--- begin Data supplied ---

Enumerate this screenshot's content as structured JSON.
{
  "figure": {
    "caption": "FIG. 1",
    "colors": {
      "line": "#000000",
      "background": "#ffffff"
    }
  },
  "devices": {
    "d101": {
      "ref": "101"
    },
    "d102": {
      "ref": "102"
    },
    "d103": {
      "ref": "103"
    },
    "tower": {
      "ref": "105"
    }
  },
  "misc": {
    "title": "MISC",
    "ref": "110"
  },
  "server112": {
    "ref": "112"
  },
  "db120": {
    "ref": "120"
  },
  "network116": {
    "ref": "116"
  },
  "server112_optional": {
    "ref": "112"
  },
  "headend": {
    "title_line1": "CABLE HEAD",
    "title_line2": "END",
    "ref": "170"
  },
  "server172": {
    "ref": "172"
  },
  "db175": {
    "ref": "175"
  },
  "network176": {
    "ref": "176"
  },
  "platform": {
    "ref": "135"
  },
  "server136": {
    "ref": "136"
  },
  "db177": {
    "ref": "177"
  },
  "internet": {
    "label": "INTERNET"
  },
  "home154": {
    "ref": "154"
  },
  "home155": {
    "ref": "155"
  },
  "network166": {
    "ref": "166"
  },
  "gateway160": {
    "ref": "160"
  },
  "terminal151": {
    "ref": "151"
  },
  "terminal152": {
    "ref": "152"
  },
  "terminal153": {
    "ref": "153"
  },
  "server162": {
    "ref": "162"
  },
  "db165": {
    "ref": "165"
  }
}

--- end Data supplied ---

Reproduce the material in full, with no word added or dropped.

Output for this exercise
Enumerate this screenshot's content as structured JSON.
{
  "figure": {
    "caption": "FIG. 1",
    "colors": {
      "line": "#000000",
      "background": "#ffffff"
    }
  },
  "devices": {
    "d101": {
      "ref": "101"
    },
    "d102": {
      "ref": "102"
    },
    "d103": {
      "ref": "103"
    },
    "tower": {
      "ref": "105"
    }
  },
  "misc": {
    "title": "MISC",
    "ref": "110"
  },
  "server112": {
    "ref": "112"
  },
  "db120": {
    "ref": "120"
  },
  "network116": {
    "ref": "116"
  },
  "server112_optional": {
    "ref": "112"
  },
  "headend": {
    "title_line1": "CABLE HEAD",
    "title_line2": "END",
    "ref": "170"
  },
  "server172": {
    "ref": "172"
  },
  "db175": {
    "ref": "175"
  },
  "network176": {
    "ref": "176"
  },
  "platform": {
    "ref": "135"
  },
  "server136": {
    "ref": "136"
  },
  "db177": {
    "ref": "177"
  },
  "internet": {
    "label": "INTERNET"
  },
  "home154": {
    "ref": "154"
  },
  "home155": {
    "ref": "155"
  },
  "network166": {
    "ref": "166"
  },
  "gateway160": {
    "ref": "160"
  },
  "terminal151": {
    "ref": "151"
  },
  "terminal152": {
    "ref": "152"
  },
  "terminal153": {
    "ref": "153"
  },
  "server162": {
    "ref": "162"
  },
  "db165": {
    "ref": "165"
  }
}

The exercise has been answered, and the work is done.